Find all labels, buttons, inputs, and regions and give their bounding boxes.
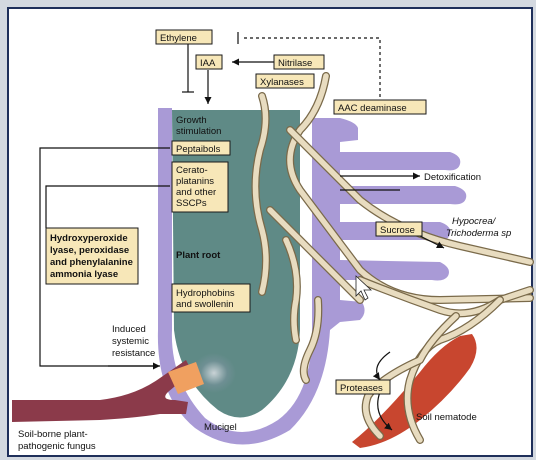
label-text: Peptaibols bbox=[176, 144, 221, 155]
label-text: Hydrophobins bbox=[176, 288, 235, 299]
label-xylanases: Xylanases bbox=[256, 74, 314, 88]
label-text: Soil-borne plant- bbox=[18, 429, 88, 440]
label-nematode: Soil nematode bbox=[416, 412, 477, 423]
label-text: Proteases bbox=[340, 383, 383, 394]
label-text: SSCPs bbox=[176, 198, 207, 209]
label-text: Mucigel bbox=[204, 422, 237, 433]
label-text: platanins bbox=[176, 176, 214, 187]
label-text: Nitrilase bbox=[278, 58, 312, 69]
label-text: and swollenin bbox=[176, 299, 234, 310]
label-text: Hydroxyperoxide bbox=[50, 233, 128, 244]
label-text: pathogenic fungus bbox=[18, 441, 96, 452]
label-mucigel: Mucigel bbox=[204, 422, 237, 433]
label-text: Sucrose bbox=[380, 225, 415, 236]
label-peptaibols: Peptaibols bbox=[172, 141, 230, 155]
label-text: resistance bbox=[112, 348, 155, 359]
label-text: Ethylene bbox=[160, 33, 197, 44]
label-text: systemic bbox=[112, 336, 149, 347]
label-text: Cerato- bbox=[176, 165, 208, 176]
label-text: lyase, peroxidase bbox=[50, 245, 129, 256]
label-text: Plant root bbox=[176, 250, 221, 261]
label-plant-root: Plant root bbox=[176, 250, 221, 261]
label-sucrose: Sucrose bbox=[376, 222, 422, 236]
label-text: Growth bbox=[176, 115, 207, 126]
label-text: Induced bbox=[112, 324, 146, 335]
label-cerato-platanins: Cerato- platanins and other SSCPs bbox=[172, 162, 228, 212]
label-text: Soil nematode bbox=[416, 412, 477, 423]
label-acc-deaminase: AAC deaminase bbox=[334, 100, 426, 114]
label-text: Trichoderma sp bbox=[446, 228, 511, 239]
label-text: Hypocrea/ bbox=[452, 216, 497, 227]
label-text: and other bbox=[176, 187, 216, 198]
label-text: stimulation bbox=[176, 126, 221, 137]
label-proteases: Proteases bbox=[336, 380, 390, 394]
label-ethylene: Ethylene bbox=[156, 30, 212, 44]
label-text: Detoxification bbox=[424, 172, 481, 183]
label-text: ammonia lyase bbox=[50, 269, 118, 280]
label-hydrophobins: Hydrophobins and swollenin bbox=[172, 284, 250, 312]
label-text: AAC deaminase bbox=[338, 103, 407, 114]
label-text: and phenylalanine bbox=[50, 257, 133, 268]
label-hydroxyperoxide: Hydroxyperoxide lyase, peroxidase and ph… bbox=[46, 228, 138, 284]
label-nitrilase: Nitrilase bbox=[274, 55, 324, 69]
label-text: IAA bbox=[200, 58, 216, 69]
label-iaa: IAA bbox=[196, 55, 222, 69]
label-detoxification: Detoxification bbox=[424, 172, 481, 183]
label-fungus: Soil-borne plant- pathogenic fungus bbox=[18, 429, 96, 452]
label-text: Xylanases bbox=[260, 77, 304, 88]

◆ ◆ ◆ ◆ ◆ ◆ ◆

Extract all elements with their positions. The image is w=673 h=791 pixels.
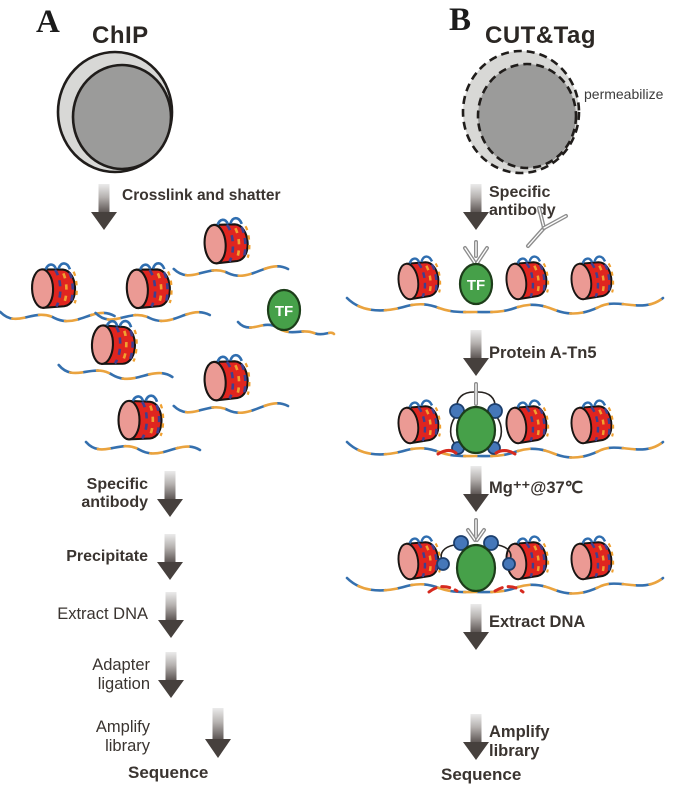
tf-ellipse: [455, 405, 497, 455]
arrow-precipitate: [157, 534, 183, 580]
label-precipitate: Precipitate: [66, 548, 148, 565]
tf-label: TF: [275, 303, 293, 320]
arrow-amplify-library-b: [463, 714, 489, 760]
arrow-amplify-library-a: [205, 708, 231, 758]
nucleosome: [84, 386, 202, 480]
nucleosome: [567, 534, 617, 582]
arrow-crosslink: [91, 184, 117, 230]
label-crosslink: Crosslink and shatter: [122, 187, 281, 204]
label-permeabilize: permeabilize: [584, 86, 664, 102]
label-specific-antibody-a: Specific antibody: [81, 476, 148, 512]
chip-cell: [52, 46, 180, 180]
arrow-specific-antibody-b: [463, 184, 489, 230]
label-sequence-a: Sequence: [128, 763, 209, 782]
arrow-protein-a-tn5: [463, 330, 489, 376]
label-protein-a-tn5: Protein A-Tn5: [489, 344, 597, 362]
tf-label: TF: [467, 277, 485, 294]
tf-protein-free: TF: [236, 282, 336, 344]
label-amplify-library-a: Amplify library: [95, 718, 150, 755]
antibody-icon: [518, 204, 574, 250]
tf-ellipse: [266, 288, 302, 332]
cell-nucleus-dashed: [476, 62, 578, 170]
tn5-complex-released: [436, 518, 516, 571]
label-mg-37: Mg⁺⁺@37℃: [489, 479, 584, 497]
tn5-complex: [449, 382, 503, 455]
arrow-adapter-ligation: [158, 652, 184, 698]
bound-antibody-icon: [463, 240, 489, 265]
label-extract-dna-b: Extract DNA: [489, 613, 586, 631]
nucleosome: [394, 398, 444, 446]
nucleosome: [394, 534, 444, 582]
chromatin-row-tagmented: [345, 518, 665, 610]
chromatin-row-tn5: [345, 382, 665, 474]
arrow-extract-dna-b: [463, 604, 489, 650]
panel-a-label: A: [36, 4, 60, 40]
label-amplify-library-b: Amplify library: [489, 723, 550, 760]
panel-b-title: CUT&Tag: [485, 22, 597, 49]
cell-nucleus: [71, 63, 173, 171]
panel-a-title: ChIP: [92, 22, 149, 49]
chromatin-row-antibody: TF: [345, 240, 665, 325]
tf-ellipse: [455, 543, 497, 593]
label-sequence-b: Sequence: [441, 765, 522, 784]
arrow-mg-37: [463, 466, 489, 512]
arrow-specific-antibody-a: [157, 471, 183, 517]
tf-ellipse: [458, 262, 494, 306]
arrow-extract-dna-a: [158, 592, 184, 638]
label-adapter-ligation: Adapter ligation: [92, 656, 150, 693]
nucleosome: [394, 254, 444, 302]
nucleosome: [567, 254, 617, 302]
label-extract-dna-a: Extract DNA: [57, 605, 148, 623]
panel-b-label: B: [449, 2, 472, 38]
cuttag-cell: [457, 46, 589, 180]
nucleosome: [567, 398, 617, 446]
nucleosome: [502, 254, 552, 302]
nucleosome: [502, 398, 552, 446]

◆ ◆ ◆ ◆ ◆ ◆ ◆

TASK> Every line above in which the word "precipitate" is present must be copied into the answer.

ANSWER AREA>
arrow-precipitate: [157, 534, 183, 580]
label-precipitate: Precipitate: [66, 548, 148, 565]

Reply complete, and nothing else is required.